- **Direction 1**
Please translate this sentence from the lead nurturing article into Spanish: "Lead nurturing is a marketing process designed to educate and build relationships with your leads and prospects who are not quite ready to buy yet."
- **Direction 2**
Begin at the first line of the records and stop after the line that contains "The linking lever 13 is at (522, 570).". Rewrite only those lines as a JSON list of strings, one string per line, leaving out blank lines.

- **Document excerpt**
---*---

Let’s say you are car shopping. Are  you going to buy the first car you look at without searching anymore? Probably not… Chances are you going to shop around with a checklist, do some research, ask for opinions, and negotiate costs.

Why would you think that a prospect is going to stumble onto your website and immediately do business with you? The “Rule of Seven” says that is takes approximately 7 touches to close a deal, and THIS is where lead nurturing comes in.

 

 What is “Lead Nurturing”

Lead nurturing is a marketing process designed to educate and build relationships with your leads and prospects who are not quite ready to buy yet.

 

 Why Do Small Businesses Do Need Lead Nurturing

The Rule of Seven

As already mentioned, the “Rule of Seven” claims that it takes approximately 7 touches to close a sale. If you are doing marketing well, then you are targeting your ideal customer with customized, targeted messaging on a regular basis. So why isn’t your ideal customer ready to buy RIGHT NOW? For a lot of reasons… they don’t know you well enough, they don’t need what you offer at this very moment, or you simply haven’t earned their respect. Lead nurturing helps you establish those relationships, build trust, and stay top of mind over time.

Automate your follow up

Following up with new leads and maintaining communication with current customers is a problem that all small businesses face. It is easy to only focus on “hot” leads and let all others fall by the way side. By using a system that will allow you to send automated email marketing campaigns and trigger tasks and reminders to you, you minimize the time and effort on your part to follow up with all of your contacts, which gives you more time to focus on those ‘hot’ leads and make more sales.

Score your leads

Whether you meet leads at a networking event or they come in through an online web form, all leads are at a different part of the buying cycle. Tracking behaviors such as email opens, link clicks, white paper downloads and webpage visits will give you an idea of who is most interested. You should be focusing on contacting people who have indicated that they are interested with behaviors like these. Ideally, using a sales and marketing software than can track and score this information for you will save you time and the headache of trying to keep track yourself.

---*---

(Saved entries)
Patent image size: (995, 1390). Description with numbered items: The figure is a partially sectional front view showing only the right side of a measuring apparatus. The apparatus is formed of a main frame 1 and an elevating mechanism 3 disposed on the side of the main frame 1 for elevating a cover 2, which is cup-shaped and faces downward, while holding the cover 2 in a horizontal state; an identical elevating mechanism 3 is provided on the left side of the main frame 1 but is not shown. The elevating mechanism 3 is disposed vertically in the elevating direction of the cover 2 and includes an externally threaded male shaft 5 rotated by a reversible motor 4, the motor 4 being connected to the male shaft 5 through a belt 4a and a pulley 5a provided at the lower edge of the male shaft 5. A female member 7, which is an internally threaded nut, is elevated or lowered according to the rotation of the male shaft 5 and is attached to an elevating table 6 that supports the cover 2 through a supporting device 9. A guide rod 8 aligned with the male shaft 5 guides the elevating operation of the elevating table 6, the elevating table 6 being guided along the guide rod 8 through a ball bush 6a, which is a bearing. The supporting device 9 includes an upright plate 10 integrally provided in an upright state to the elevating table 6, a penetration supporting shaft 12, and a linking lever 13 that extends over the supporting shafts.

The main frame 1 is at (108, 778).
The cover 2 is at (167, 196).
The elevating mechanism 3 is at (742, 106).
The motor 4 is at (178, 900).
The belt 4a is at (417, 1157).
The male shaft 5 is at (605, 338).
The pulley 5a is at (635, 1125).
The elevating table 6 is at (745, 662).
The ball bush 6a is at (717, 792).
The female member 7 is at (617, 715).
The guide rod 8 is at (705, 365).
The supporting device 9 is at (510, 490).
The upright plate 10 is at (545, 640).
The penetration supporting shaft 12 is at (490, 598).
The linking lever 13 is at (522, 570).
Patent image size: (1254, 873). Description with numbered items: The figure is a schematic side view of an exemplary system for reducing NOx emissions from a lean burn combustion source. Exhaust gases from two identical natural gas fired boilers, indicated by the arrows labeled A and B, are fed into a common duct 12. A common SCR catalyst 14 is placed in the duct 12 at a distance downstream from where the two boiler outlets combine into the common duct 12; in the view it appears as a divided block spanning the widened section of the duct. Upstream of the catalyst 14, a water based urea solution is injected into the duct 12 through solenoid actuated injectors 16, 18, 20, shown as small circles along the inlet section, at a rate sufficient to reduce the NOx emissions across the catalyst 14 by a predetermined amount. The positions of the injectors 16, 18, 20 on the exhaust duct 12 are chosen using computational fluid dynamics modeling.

---*---

- **Written answer 1**
La maduración de leads es un proceso de marketing diseñado para educar y establecer relaciones con sus leads y prospectos que todavía no están del todo listos para comprar.

- **Written answer 2**
[
  "Patent image size: (995, 1390). Description with numbered items: The figure is a partially sectional front view showing only the right side of a measuring apparatus. The apparatus is formed of a main frame 1 and an elevating mechanism 3 disposed on the side of the main frame 1 for elevating a cover 2, which is cup-shaped and faces downward, while holding the cover 2 in a horizontal state; an identical elevating mechanism 3 is provided on the left side of the main frame 1 but is not shown. The elevating mechanism 3 is disposed vertically in the elevating direction of the cover 2 and includes an externally threaded male shaft 5 rotated by a reversible motor 4, the motor 4 being connected to the male shaft 5 through a belt 4a and a pulley 5a provided at the lower edge of the male shaft 5. A female member 7, which is an internally threaded nut, is elevated or lowered according to the rotation of the male shaft 5 and is attached to an elevating table 6 that supports the cover 2 through a supporting device 9. A guide rod 8 aligned with the male shaft 5 guides the elevating operation of the elevating table 6, the elevating table 6 being guided along the guide rod 8 through a ball bush 6a, which is a bearing. The supporting device 9 includes an upright plate 10 integrally provided in an upright state to the elevating table 6, a penetration supporting shaft 12, and a linking lever 13 that extends over the supporting shafts.",
  "The main frame 1 is at (108, 778).",
  "The cover 2 is at (167, 196).",
  "The elevating mechanism 3 is at (742, 106).",
  "The motor 4 is at (178, 900).",
  "The belt 4a is at (417, 1157).",
  "The male shaft 5 is at (605, 338).",
  "The pulley 5a is at (635, 1125).",
  "The elevating table 6 is at (745, 662).",
  "The ball bush 6a is at (717, 792).",
  "The female member 7 is at (617, 715).",
  "The guide rod 8 is at (705, 365).",
  "The supporting device 9 is at (510, 490).",
  "The upright plate 10 is at (545, 640).",
  "The penetration supporting shaft 12 is at (490, 598).",
  "The linking lever 13 is at (522, 570)."
]